◆ REQUIREMENT
Find each line with the string "name" and copy it.

◆ EXERCISE INPUTS
__________________________________________________

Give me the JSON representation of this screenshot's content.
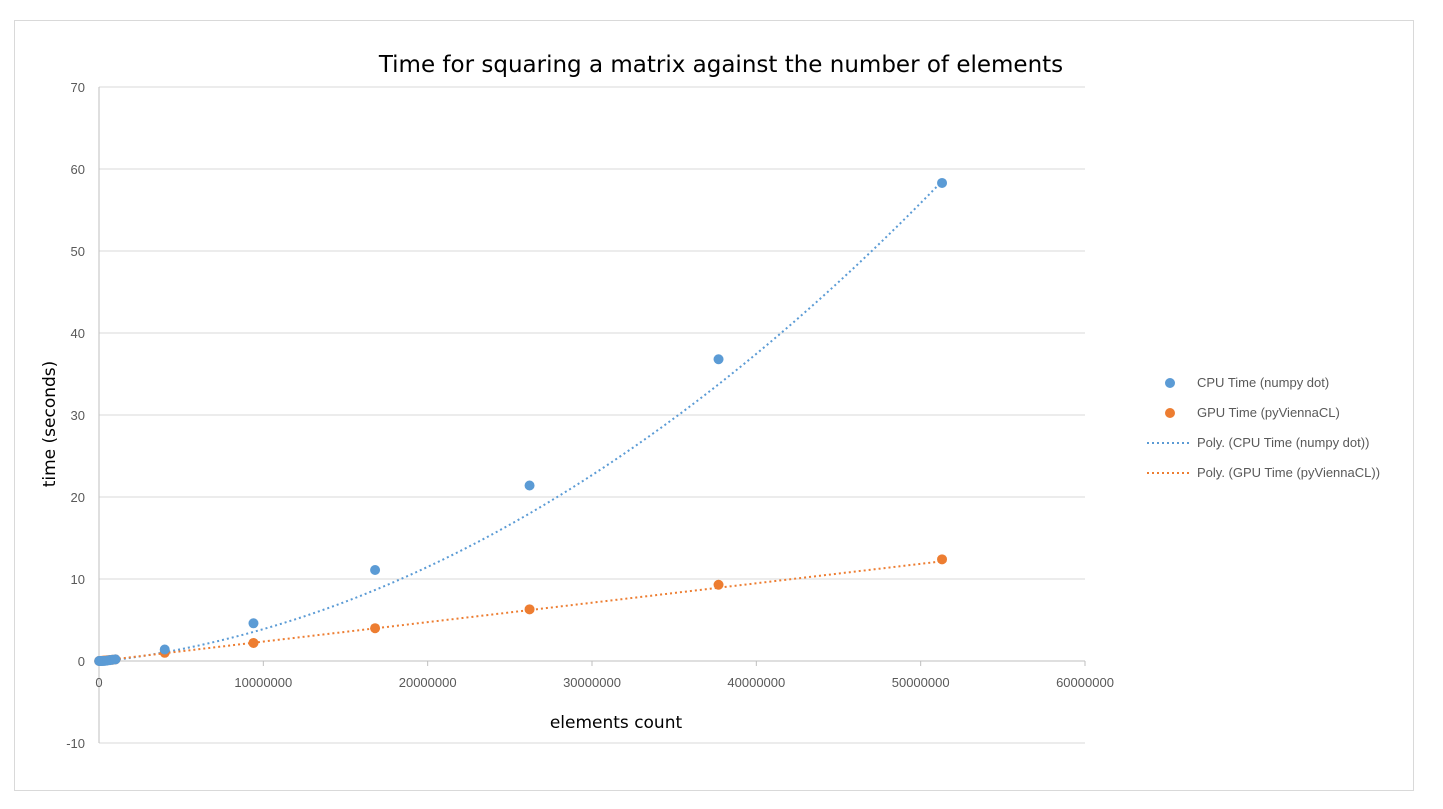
{
  "chart_data": {
    "type": "scatter",
    "title": "Time for squaring a matrix against the number of elements",
    "xlabel": "elements count",
    "ylabel": "time (seconds)",
    "xlim": [
      0,
      60000000
    ],
    "ylim": [
      -10,
      70
    ],
    "x_ticks": [
      "0",
      "10000000",
      "20000000",
      "30000000",
      "40000000",
      "50000000",
      "60000000"
    ],
    "y_ticks": [
      "-10",
      "0",
      "10",
      "20",
      "30",
      "40",
      "50",
      "60",
      "70"
    ],
    "grid": "horizontal",
    "legend_position": "right",
    "series": [
      {
        "name": "CPU Time (numpy dot)",
        "color": "#5B9BD5",
        "marker": "circle",
        "x": [
          10000,
          40000,
          90000,
          160000,
          250000,
          360000,
          490000,
          640000,
          810000,
          1000000,
          4000000,
          9400000,
          16800000,
          26200000,
          37700000,
          51300000
        ],
        "y": [
          0.0,
          0.0,
          0.0,
          0.0,
          0.0,
          0.02,
          0.05,
          0.1,
          0.15,
          0.2,
          1.4,
          4.6,
          11.1,
          21.4,
          36.8,
          58.3
        ]
      },
      {
        "name": "GPU Time (pyViennaCL)",
        "color": "#ED7D31",
        "marker": "circle",
        "x": [
          10000,
          40000,
          90000,
          160000,
          250000,
          360000,
          490000,
          640000,
          810000,
          1000000,
          4000000,
          9400000,
          16800000,
          26200000,
          37700000,
          51300000
        ],
        "y": [
          0.0,
          0.0,
          0.01,
          0.02,
          0.04,
          0.06,
          0.09,
          0.12,
          0.16,
          0.2,
          1.0,
          2.2,
          4.0,
          6.3,
          9.3,
          12.4
        ]
      }
    ],
    "trendlines": [
      {
        "name": "Poly. (CPU Time (numpy dot))",
        "color": "#5B9BD5",
        "style": "dotted",
        "type": "polynomial",
        "coefficients": [
          -0.1,
          2.19e-07,
          1.8e-14
        ]
      },
      {
        "name": "Poly. (GPU Time (pyViennaCL))",
        "color": "#ED7D31",
        "style": "dotted",
        "type": "polynomial",
        "coefficients": [
          0.0,
          2.37e-07,
          0.0
        ]
      }
    ]
  }
}
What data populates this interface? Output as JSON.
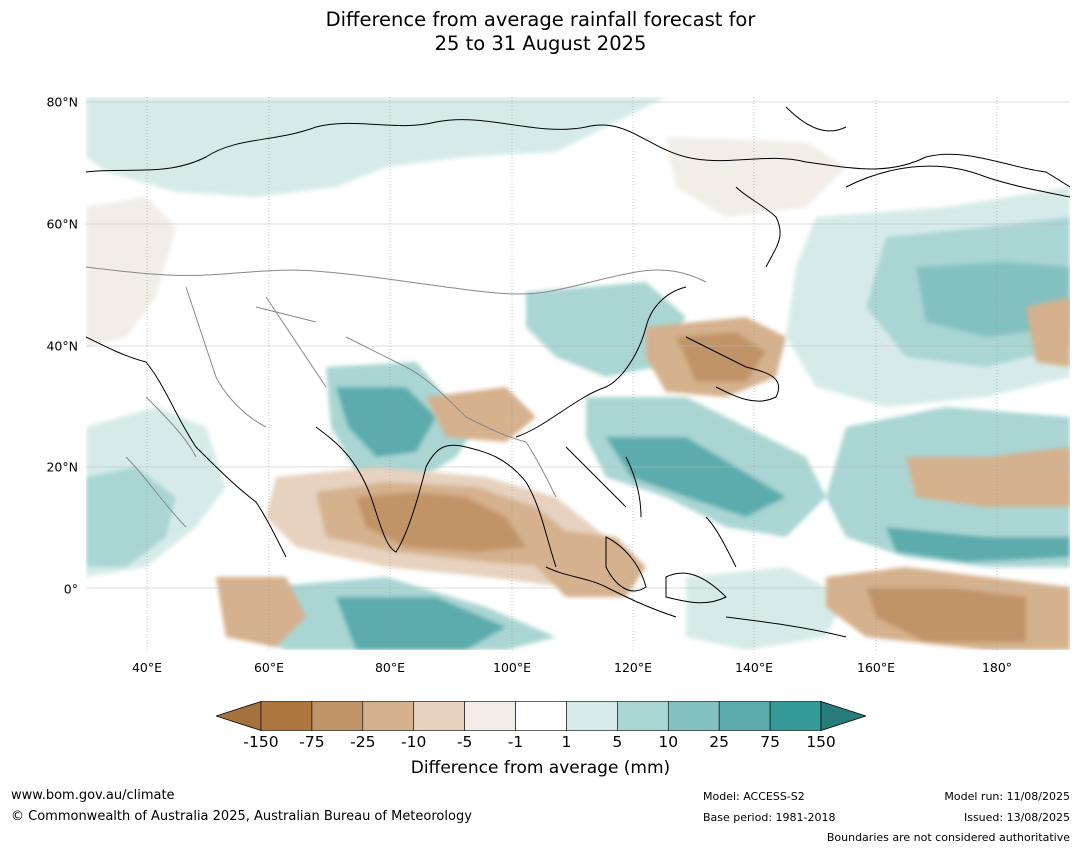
{
  "title": {
    "line1": "Difference from average rainfall forecast for",
    "line2": "25 to 31 August 2025"
  },
  "map": {
    "lat_labels": [
      "80°N",
      "60°N",
      "40°N",
      "20°N",
      "0°"
    ],
    "lon_labels": [
      "40°E",
      "60°E",
      "80°E",
      "100°E",
      "120°E",
      "140°E",
      "160°E",
      "180°"
    ],
    "region": "Asia and western Pacific",
    "lon_range": [
      30,
      192
    ],
    "lat_range": [
      -10,
      81
    ]
  },
  "colorbar": {
    "ticks": [
      "-150",
      "-75",
      "-25",
      "-10",
      "-5",
      "-1",
      "1",
      "5",
      "10",
      "25",
      "75",
      "150"
    ],
    "colors": [
      "#a5723d",
      "#ad7641",
      "#c19467",
      "#d5b18d",
      "#e6d2bf",
      "#f2ede6",
      "#ffffff",
      "#d6ebe9",
      "#a9d5d3",
      "#83c1c0",
      "#5cacad",
      "#349a98",
      "#287d7c"
    ],
    "label": "Difference from average (mm)"
  },
  "footer": {
    "website": "www.bom.gov.au/climate",
    "copyright": "© Commonwealth of Australia 2025, Australian Bureau of Meteorology",
    "model": "Model: ACCESS-S2",
    "base_period": "Base period: 1981-2018",
    "model_run": "Model run: 11/08/2025",
    "issued": "Issued: 13/08/2025",
    "disclaimer": "Boundaries are not considered authoritative"
  }
}
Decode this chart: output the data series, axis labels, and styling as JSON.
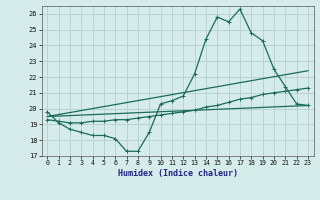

__________________________________________________

◆ FINAL ANSWER
        "name": "CPU Time (numpy dot)",
        "name": "GPU Time (pyViennaCL)",
        "name": "Poly. (CPU Time (numpy dot))",
        "name": "Poly. (GPU Time (pyViennaCL))",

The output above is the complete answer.